# [Short problem A]
Name every person mentioned in the excerpt about Houston art fairs.

# [Excerpt]

%%

Houston was previously home to two other now-defunct art fairs, the Houston Fine Art Fair and the Texas Contemporary Art Fair. The Houston Fine Art Fair came first, organised by Rick Friedman with Max Fishko on board as a consultant. The two had a falling out, according to the Houston Chronicle, and Fishko teamed up with Jeffrey Wainhouse to launch the Texas Contemporary Art Fair. Local dealers say the dueling fairs, held weeks apart, failed to work together to help build up the local art scene—but many Houstonians are optimistic about Untitled Art fair’s entry into the market.

“I was very sceptical in the beginning. My heart’s been broken too many times with art fairs here,” says longtime Houston dealer Robert McClain, whose McClain Gallery took part in the previous fairs as well as the inaugural Untitled Art Houston. “I’ve certainly been pleasantly surprised by the commitment of the fair organisers. This fair has been a catalyst for a number of collectors who have reached out to us who knew Untitled was happening. Just the excitement of it seemed to spur them to make decisions on buying other things.”

McClain Gallery sold Life on a Merry-Go-Round (2010) by the Texas-born painter John Alexander for $125,000 during the VIP preview to a Houston-based collector, according to the gallery. They also placed two paintings by Dorothy Hood, a pioneering Modernist Texas artist, for $75,000 each. Houston has always had a strong market for primary material by artists from the region, McClain adds.

%%

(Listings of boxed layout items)
%%

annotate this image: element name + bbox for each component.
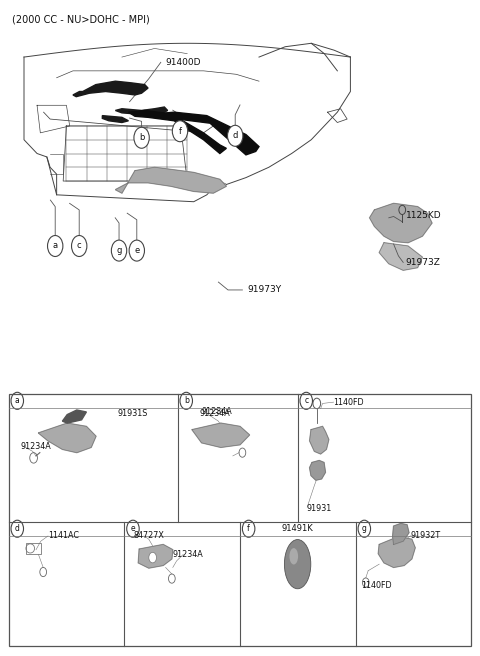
Text: 84727X: 84727X [133,531,164,541]
Circle shape [180,392,192,409]
Text: 91234A: 91234A [202,407,232,417]
Circle shape [172,121,188,142]
Polygon shape [378,537,415,567]
Polygon shape [192,423,250,447]
Circle shape [149,552,156,563]
Polygon shape [38,423,96,453]
Text: (2000 CC - NU>DOHC - MPI): (2000 CC - NU>DOHC - MPI) [12,14,150,24]
Polygon shape [379,243,422,270]
Text: 91932T: 91932T [410,531,441,541]
Polygon shape [115,107,168,115]
Circle shape [358,520,371,537]
Polygon shape [138,544,173,568]
Text: f: f [247,524,250,533]
Text: 91973Z: 91973Z [406,258,441,267]
Circle shape [72,236,87,256]
Polygon shape [310,426,329,454]
Text: 91931: 91931 [306,504,332,513]
Text: d: d [232,131,238,140]
Polygon shape [73,81,148,96]
Circle shape [242,520,255,537]
Text: g: g [362,524,367,533]
Text: e: e [131,524,135,533]
Text: 91234A: 91234A [20,441,51,451]
Circle shape [127,520,139,537]
Polygon shape [393,523,409,544]
Circle shape [300,392,312,409]
Circle shape [11,392,24,409]
Text: a: a [15,396,20,405]
Polygon shape [115,167,227,193]
Text: c: c [304,396,308,405]
Circle shape [129,240,144,261]
Polygon shape [129,110,227,154]
Text: 91491K: 91491K [282,524,314,533]
Text: e: e [134,246,139,255]
Text: 91973Y: 91973Y [247,285,281,295]
Text: b: b [139,133,144,142]
Text: 91931S: 91931S [118,409,148,418]
Polygon shape [310,461,325,480]
Text: 91400D: 91400D [166,58,201,67]
Text: 91234A: 91234A [199,409,230,418]
Text: a: a [53,241,58,251]
Text: 1125KD: 1125KD [406,211,441,220]
Circle shape [228,125,243,146]
Ellipse shape [289,548,298,564]
Text: b: b [184,396,189,405]
Text: c: c [77,241,82,251]
Polygon shape [62,410,86,423]
Text: 1141AC: 1141AC [48,531,79,541]
Polygon shape [370,203,432,243]
Text: 1140FD: 1140FD [361,581,392,590]
Polygon shape [155,112,259,155]
Text: d: d [15,524,20,533]
Circle shape [48,236,63,256]
Polygon shape [102,115,129,123]
Circle shape [11,520,24,537]
Text: 91234A: 91234A [173,550,204,559]
Circle shape [134,127,149,148]
Text: f: f [179,127,181,136]
Text: 1140FD: 1140FD [334,398,364,407]
Bar [9,394,471,646]
Text: g: g [116,246,122,255]
Circle shape [111,240,127,261]
Ellipse shape [284,539,311,589]
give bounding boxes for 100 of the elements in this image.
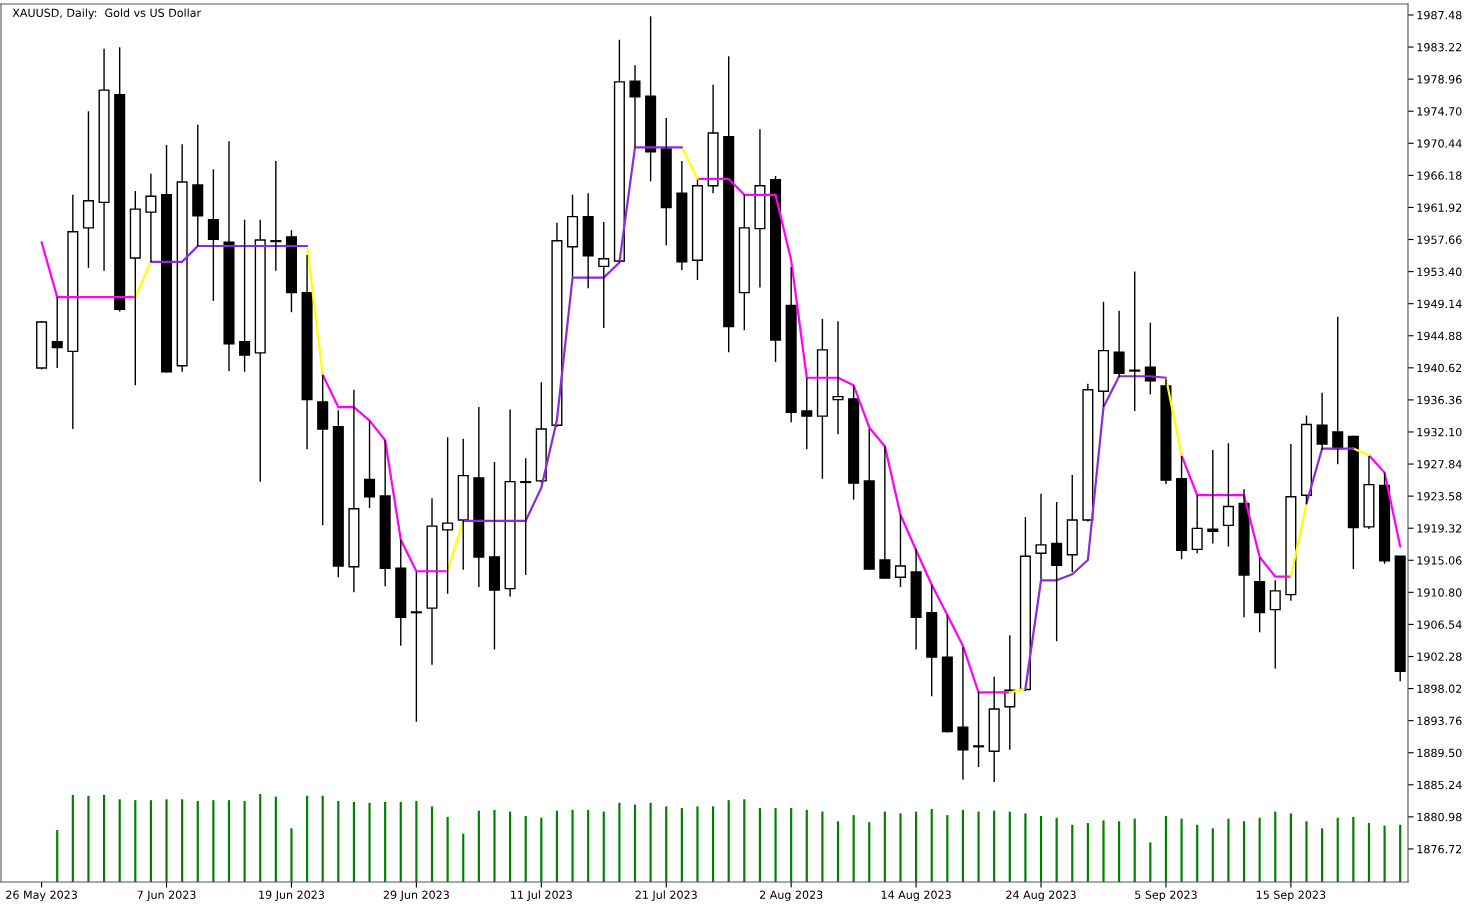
candlestick — [676, 160, 688, 271]
x-tick-label: 24 Aug 2023 — [1006, 890, 1076, 902]
y-tick-label: 1983.22 — [1417, 43, 1462, 52]
y-tick-label: 1957.66 — [1417, 235, 1462, 244]
candlestick — [879, 445, 891, 579]
bar — [399, 801, 402, 882]
bar — [805, 809, 808, 882]
candlestick — [1207, 449, 1219, 545]
candlestick — [504, 408, 516, 598]
candlestick — [551, 221, 563, 428]
bar — [1399, 824, 1402, 882]
candlestick — [707, 84, 719, 194]
bar — [1352, 816, 1355, 882]
bar — [337, 801, 340, 882]
bar — [102, 794, 106, 882]
candlestick — [114, 46, 126, 313]
y-tick-label: 1915.06 — [1417, 556, 1462, 565]
candlestick — [442, 436, 454, 595]
bar — [149, 800, 153, 882]
bar — [1086, 823, 1089, 882]
candlestick — [520, 457, 532, 576]
y-tick-label: 1987.48 — [1417, 10, 1462, 20]
bar — [181, 799, 184, 882]
x-tick-label: 5 Sep 2023 — [1135, 890, 1197, 902]
bar — [118, 799, 121, 882]
bar — [1289, 813, 1292, 882]
candlestick — [1176, 455, 1188, 560]
candlestick — [348, 389, 360, 594]
bar — [1383, 825, 1386, 882]
bar — [977, 811, 980, 882]
candlestick — [1285, 443, 1297, 602]
bar — [899, 813, 902, 882]
candlestick — [816, 318, 828, 480]
bar — [477, 810, 480, 882]
candlestick — [848, 384, 860, 501]
candlestick — [754, 128, 766, 289]
candlestick — [645, 15, 657, 182]
y-tick-label: 1906.54 — [1417, 620, 1462, 629]
bar — [446, 816, 449, 882]
y-tick-label: 1970.44 — [1417, 139, 1462, 148]
bar — [1118, 821, 1121, 882]
bar — [1149, 842, 1152, 882]
candlestick — [1316, 392, 1328, 451]
candlestick — [941, 614, 953, 733]
y-tick-label: 1974.70 — [1417, 107, 1462, 116]
candlestick — [457, 438, 469, 571]
bar — [1211, 828, 1214, 882]
bar — [555, 810, 559, 882]
bar — [1367, 823, 1371, 882]
candlestick — [1129, 270, 1141, 412]
bar — [71, 794, 74, 882]
bar — [868, 822, 871, 882]
bar — [1071, 824, 1074, 882]
bar — [649, 802, 652, 882]
candlestick — [285, 229, 297, 313]
bar — [852, 815, 855, 882]
bar — [790, 808, 793, 882]
y-tick-label: 1923.58 — [1417, 492, 1462, 501]
candlestick — [567, 194, 579, 278]
candlestick — [660, 117, 672, 246]
bar — [883, 811, 886, 882]
candlestick — [410, 571, 422, 723]
bar — [508, 811, 512, 882]
candlestick — [613, 38, 625, 264]
candlestick — [926, 584, 938, 697]
candlestick — [1222, 442, 1234, 548]
y-tick-label: 1880.98 — [1417, 812, 1462, 822]
candlestick — [67, 194, 79, 430]
bar — [618, 802, 621, 882]
bar — [196, 801, 199, 882]
bar — [1024, 813, 1027, 882]
y-tick-label: 1944.88 — [1417, 331, 1462, 341]
candlestick — [426, 497, 438, 666]
bar — [352, 801, 356, 882]
bar — [1164, 816, 1168, 882]
bar — [727, 800, 730, 882]
candlestick — [723, 55, 735, 353]
bar — [1039, 816, 1043, 882]
bar — [540, 817, 543, 882]
candlestick — [738, 194, 750, 332]
candlestick — [910, 547, 922, 651]
x-tick-label: 14 Aug 2023 — [881, 890, 951, 902]
bar — [1133, 818, 1136, 882]
bar — [274, 796, 277, 882]
bar — [602, 811, 605, 882]
x-tick-label: 11 Jul 2023 — [511, 890, 572, 901]
x-tick-label: 7 Jun 2023 — [137, 890, 196, 901]
candlestick — [82, 110, 94, 269]
bar — [87, 795, 90, 882]
candlestick — [598, 221, 610, 329]
candlestick — [473, 406, 485, 588]
candlestick — [1051, 501, 1063, 642]
candlestick — [51, 296, 63, 369]
candlestick — [145, 173, 157, 263]
bar — [587, 809, 590, 882]
bar — [430, 806, 434, 882]
bar — [1321, 828, 1324, 882]
candlestick — [832, 320, 844, 435]
y-tick-label: 1940.62 — [1417, 363, 1462, 373]
candlestick — [301, 254, 313, 450]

%%

# [Short problem B]
In the rows, quote the lines word for word, starting at the line that contains "Text: 84727X: 84727X [133,531,164,541]" and ending after the line that contains "Text: 1141AC: 1141AC [48,531,79,541]".

# [Expected answer A]
Rick Friedman, Max Fishko, Jeffrey Wainhouse, Robert McClain, John Alexander, Dorothy Hood

# [Expected answer B]
Text: 84727X: 84727X [133,531,164,541]
Circle shape [180,392,192,409]
Text: 91234A: 91234A [202,407,232,417]
Circle shape [172,121,188,142]
Polygon shape [378,537,415,567]
Polygon shape [192,423,250,447]
Circle shape [149,552,156,563]
Polygon shape [38,423,96,453]
Text: (2000 CC - NU>DOHC - MPI): (2000 CC - NU>DOHC - MPI) [12,14,150,24]
Polygon shape [379,243,422,270]
Text: 91932T: 91932T [410,531,441,541]
Polygon shape [115,107,168,115]
Circle shape [358,520,371,537]
Polygon shape [138,544,173,568]
Text: f: f [247,524,250,533]
Text: 91973Z: 91973Z [406,258,441,267]
Circle shape [72,236,87,256]
Polygon shape [310,426,329,454]
Text: 91931: 91931 [306,504,332,513]
Text: d: d [232,131,238,140]
Polygon shape [73,81,148,96]
Circle shape [242,520,255,537]
Text: g: g [362,524,367,533]
Text: e: e [131,524,135,533]
Text: 91234A: 91234A [20,441,51,451]
Circle shape [127,520,139,537]
Polygon shape [393,523,409,544]
Circle shape [300,392,312,409]
Circle shape [11,392,24,409]
Text: a: a [15,396,20,405]
Polygon shape [115,167,227,193]
Text: c: c [304,396,308,405]
Circle shape [129,240,144,261]
Polygon shape [129,110,227,154]
Text: 91491K: 91491K [282,524,314,533]
Text: e: e [134,246,139,255]
Text: 91973Y: 91973Y [247,285,281,295]
Text: b: b [139,133,144,142]
Text: 91931S: 91931S [118,409,148,418]
Polygon shape [310,461,325,480]
Text: 91400D: 91400D [166,58,201,67]
Text: 91234A: 91234A [199,409,230,418]
Text: a: a [53,241,58,251]
Text: 1125KD: 1125KD [406,211,441,220]
Circle shape [228,125,243,146]
Ellipse shape [289,548,298,564]
Text: b: b [184,396,189,405]
Text: c: c [77,241,82,251]
Polygon shape [62,410,86,423]
Text: 1141AC: 1141AC [48,531,79,541]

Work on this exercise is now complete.